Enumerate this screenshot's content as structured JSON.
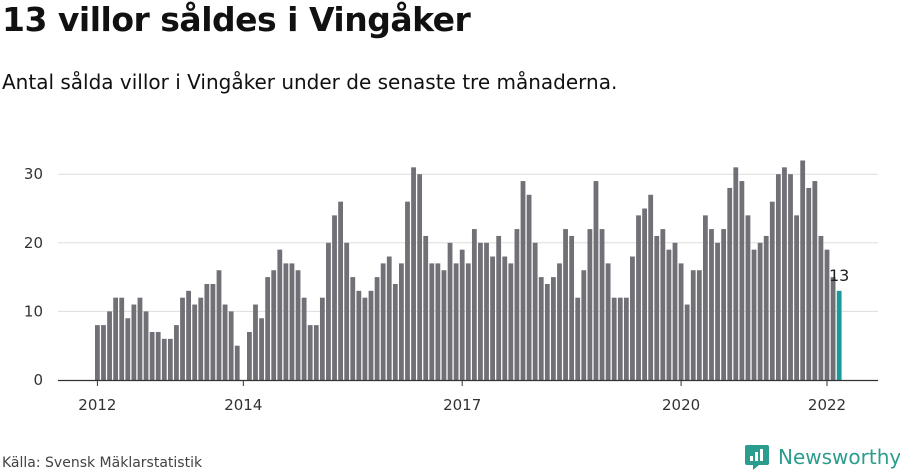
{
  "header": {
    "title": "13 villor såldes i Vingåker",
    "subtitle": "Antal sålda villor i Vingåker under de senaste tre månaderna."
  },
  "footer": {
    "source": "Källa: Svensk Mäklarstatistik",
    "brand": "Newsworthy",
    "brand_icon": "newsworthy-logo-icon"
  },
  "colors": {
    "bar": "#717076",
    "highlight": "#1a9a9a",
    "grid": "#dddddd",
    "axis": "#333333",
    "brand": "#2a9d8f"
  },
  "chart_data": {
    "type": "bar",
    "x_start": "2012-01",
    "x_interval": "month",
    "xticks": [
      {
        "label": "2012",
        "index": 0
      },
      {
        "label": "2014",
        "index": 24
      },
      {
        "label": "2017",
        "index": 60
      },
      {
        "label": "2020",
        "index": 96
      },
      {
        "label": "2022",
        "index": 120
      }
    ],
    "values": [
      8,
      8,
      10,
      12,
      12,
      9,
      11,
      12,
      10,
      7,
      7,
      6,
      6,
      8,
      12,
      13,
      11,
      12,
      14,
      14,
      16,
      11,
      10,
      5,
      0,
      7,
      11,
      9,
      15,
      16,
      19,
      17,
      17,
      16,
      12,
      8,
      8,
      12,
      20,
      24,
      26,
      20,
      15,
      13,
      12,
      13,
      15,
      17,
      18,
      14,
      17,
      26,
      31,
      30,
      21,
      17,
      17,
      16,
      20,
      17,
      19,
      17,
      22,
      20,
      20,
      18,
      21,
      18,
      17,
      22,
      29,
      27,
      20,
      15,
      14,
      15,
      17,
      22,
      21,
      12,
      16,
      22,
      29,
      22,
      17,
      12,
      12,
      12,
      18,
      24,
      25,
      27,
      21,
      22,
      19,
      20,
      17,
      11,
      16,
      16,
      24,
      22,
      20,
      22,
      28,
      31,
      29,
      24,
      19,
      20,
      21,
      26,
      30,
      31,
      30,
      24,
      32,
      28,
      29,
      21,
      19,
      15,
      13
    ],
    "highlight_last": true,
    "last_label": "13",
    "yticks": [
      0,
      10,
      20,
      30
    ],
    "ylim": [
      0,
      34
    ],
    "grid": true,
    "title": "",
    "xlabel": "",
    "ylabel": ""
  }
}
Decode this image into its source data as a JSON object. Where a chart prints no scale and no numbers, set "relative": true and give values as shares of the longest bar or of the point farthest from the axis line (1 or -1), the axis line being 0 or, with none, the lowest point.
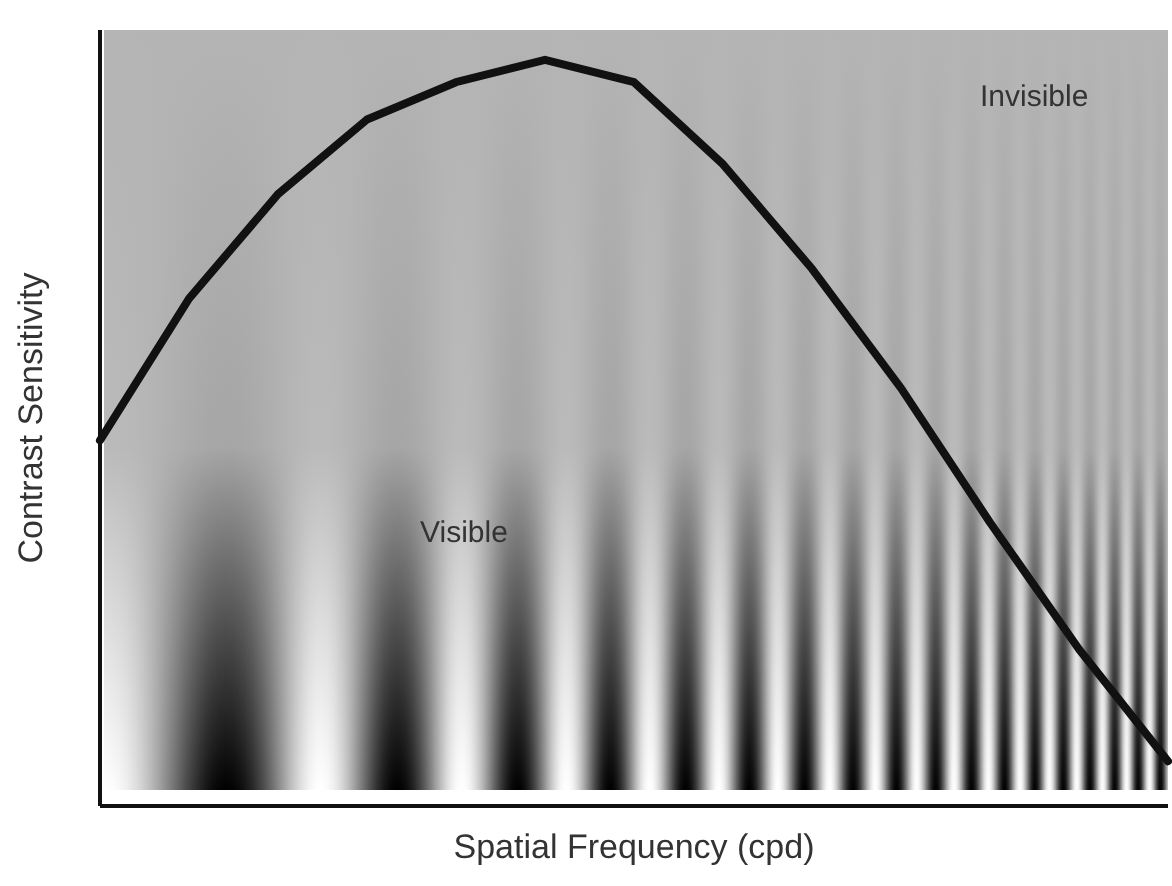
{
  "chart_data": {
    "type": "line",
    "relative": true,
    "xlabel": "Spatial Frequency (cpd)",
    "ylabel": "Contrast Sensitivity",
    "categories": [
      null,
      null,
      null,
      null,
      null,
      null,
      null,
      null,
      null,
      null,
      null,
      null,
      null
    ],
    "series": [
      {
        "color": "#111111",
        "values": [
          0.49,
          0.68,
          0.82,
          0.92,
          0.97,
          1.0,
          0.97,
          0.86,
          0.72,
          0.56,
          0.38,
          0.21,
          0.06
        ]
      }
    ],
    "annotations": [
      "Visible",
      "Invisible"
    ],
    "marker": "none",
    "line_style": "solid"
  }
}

= = = =

> **Required work**:
Find the lines above holding the word "index" and show them.

> **Solution for this problem**:
        "index": 0
        "index": 24
        "index": 60
        "index": 96
        "index": 120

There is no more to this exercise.